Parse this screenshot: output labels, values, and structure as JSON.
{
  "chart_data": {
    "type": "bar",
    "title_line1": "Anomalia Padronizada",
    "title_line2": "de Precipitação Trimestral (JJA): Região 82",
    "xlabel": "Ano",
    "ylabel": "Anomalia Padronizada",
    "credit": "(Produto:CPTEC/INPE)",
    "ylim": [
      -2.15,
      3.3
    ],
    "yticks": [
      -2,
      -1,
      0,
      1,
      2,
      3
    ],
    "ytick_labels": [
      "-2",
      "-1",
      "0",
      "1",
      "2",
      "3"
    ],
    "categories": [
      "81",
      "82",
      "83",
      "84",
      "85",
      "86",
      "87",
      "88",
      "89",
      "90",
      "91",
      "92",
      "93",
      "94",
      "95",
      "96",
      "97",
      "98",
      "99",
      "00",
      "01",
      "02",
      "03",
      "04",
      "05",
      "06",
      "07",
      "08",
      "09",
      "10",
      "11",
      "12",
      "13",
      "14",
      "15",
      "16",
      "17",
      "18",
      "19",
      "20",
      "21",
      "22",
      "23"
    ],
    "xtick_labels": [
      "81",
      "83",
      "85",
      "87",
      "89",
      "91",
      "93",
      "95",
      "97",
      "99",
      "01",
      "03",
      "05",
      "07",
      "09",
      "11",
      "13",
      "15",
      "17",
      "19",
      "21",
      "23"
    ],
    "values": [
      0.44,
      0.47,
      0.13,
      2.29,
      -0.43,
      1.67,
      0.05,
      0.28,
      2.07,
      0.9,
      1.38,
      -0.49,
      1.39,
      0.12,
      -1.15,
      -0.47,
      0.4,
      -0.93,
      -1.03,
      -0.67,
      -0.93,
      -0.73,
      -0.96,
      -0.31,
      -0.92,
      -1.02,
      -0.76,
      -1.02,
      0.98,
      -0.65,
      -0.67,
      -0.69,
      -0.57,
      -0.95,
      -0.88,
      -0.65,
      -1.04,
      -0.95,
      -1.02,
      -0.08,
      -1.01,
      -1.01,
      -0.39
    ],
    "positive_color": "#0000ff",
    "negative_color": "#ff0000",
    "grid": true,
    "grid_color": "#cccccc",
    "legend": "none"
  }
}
◇ ◇ ◇
Reproduce the complete set of lines precisely as supplied.

◆ **The completed task**:
Parse this screenshot: output labels, values, and structure as JSON.
{
  "chart_data": {
    "type": "bar",
    "title_line1": "Anomalia Padronizada",
    "title_line2": "de Precipitação Trimestral (JJA): Região 82",
    "xlabel": "Ano",
    "ylabel": "Anomalia Padronizada",
    "credit": "(Produto:CPTEC/INPE)",
    "ylim": [
      -2.15,
      3.3
    ],
    "yticks": [
      -2,
      -1,
      0,
      1,
      2,
      3
    ],
    "ytick_labels": [
      "-2",
      "-1",
      "0",
      "1",
      "2",
      "3"
    ],
    "categories": [
      "81",
      "82",
      "83",
      "84",
      "85",
      "86",
      "87",
      "88",
      "89",
      "90",
      "91",
      "92",
      "93",
      "94",
      "95",
      "96",
      "97",
      "98",
      "99",
      "00",
      "01",
      "02",
      "03",
      "04",
      "05",
      "06",
      "07",
      "08",
      "09",
      "10",
      "11",
      "12",
      "13",
      "14",
      "15",
      "16",
      "17",
      "18",
      "19",
      "20",
      "21",
      "22",
      "23"
    ],
    "xtick_labels": [
      "81",
      "83",
      "85",
      "87",
      "89",
      "91",
      "93",
      "95",
      "97",
      "99",
      "01",
      "03",
      "05",
      "07",
      "09",
      "11",
      "13",
      "15",
      "17",
      "19",
      "21",
      "23"
    ],
    "values": [
      0.44,
      0.47,
      0.13,
      2.29,
      -0.43,
      1.67,
      0.05,
      0.28,
      2.07,
      0.9,
      1.38,
      -0.49,
      1.39,
      0.12,
      -1.15,
      -0.47,
      0.4,
      -0.93,
      -1.03,
      -0.67,
      -0.93,
      -0.73,
      -0.96,
      -0.31,
      -0.92,
      -1.02,
      -0.76,
      -1.02,
      0.98,
      -0.65,
      -0.67,
      -0.69,
      -0.57,
      -0.95,
      -0.88,
      -0.65,
      -1.04,
      -0.95,
      -1.02,
      -0.08,
      -1.01,
      -1.01,
      -0.39
    ],
    "positive_color": "#0000ff",
    "negative_color": "#ff0000",
    "grid": true,
    "grid_color": "#cccccc",
    "legend": "none"
  }
}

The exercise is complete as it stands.